> **Exercise objective**:
Lines holding the string "Центр" are the ones to copy from this listing.

------------------------

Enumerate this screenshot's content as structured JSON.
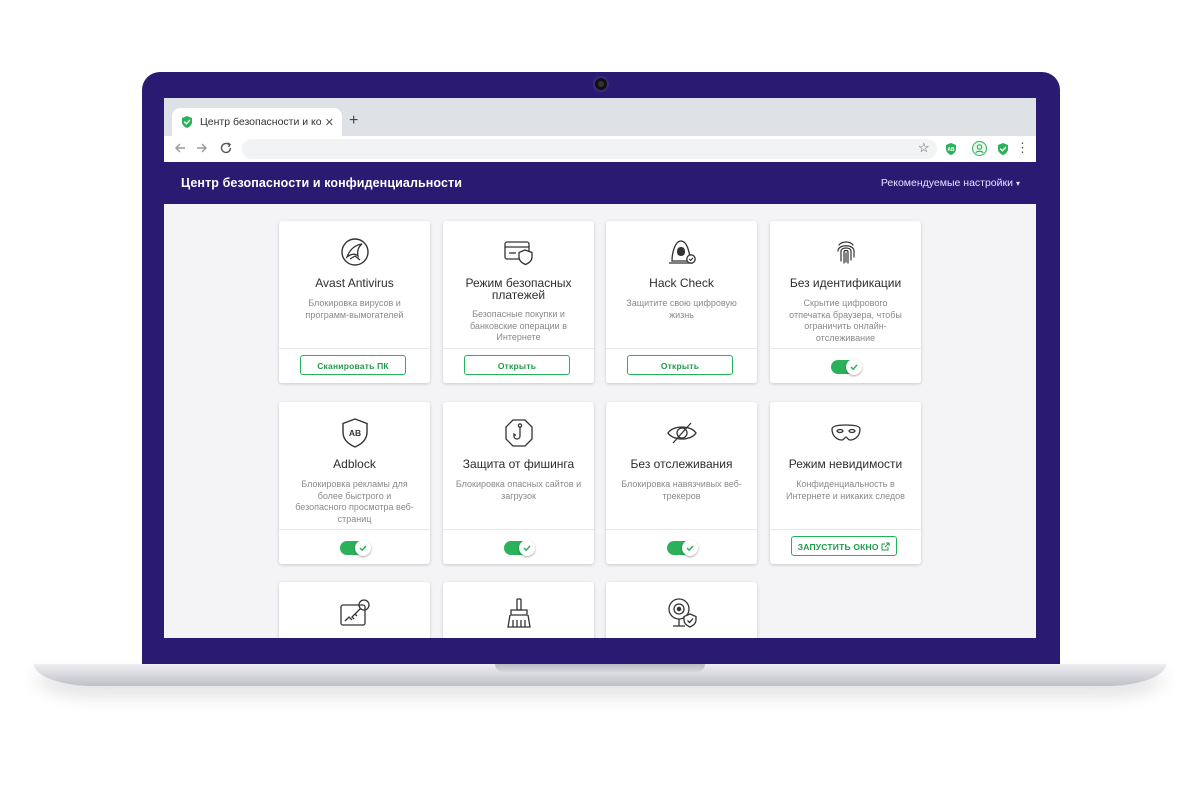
{
  "browser": {
    "tab_title": "Центр безопасности и конфид...",
    "tab_close": "✕",
    "new_tab": "+",
    "extension_badge": "AB"
  },
  "app": {
    "title": "Центр безопасности и конфиденциальности",
    "settings_label": "Рекомендуемые настройки",
    "settings_caret": "▾"
  },
  "cards": [
    {
      "title": "Avast Antivirus",
      "desc": "Блокировка вирусов и программ-вымогателей",
      "action": "Сканировать ПК",
      "icon": "avast-logo-icon"
    },
    {
      "title": "Режим безопасных платежей",
      "desc": "Безопасные покупки и банковские операции в Интернете",
      "action": "Открыть",
      "icon": "secure-card-icon"
    },
    {
      "title": "Hack Check",
      "desc": "Защитите свою цифровую жизнь",
      "action": "Открыть",
      "icon": "hacker-icon"
    },
    {
      "title": "Без идентификации",
      "desc": "Скрытие цифрового отпечатка браузера, чтобы ограничить онлайн-отслеживание",
      "toggle_on": true,
      "icon": "fingerprint-icon"
    },
    {
      "title": "Adblock",
      "desc": "Блокировка рекламы для более быстрого и безопасного просмотра веб-страниц",
      "toggle_on": true,
      "icon": "adblock-shield-icon",
      "icon_text": "AB"
    },
    {
      "title": "Защита от фишинга",
      "desc": "Блокировка опасных сайтов и загрузок",
      "toggle_on": true,
      "icon": "fishhook-icon"
    },
    {
      "title": "Без отслеживания",
      "desc": "Блокировка навязчивых веб-трекеров",
      "toggle_on": true,
      "icon": "eye-off-icon"
    },
    {
      "title": "Режим невидимости",
      "desc": "Конфиденциальность в Интернете и никаких следов",
      "action": "ЗАПУСТИТЬ ОКНО",
      "action_icon": "external-link-icon",
      "icon": "mask-icon"
    },
    {
      "icon": "password-key-icon"
    },
    {
      "icon": "broom-icon"
    },
    {
      "icon": "webcam-shield-icon"
    }
  ],
  "colors": {
    "brand": "#2a1a72",
    "accent_green": "#2bb15a"
  }
}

------------------------

> **Exercise solution**:
    "tab_title": "Центр безопасности и конфид...",
    "title": "Центр безопасности и конфиденциальности",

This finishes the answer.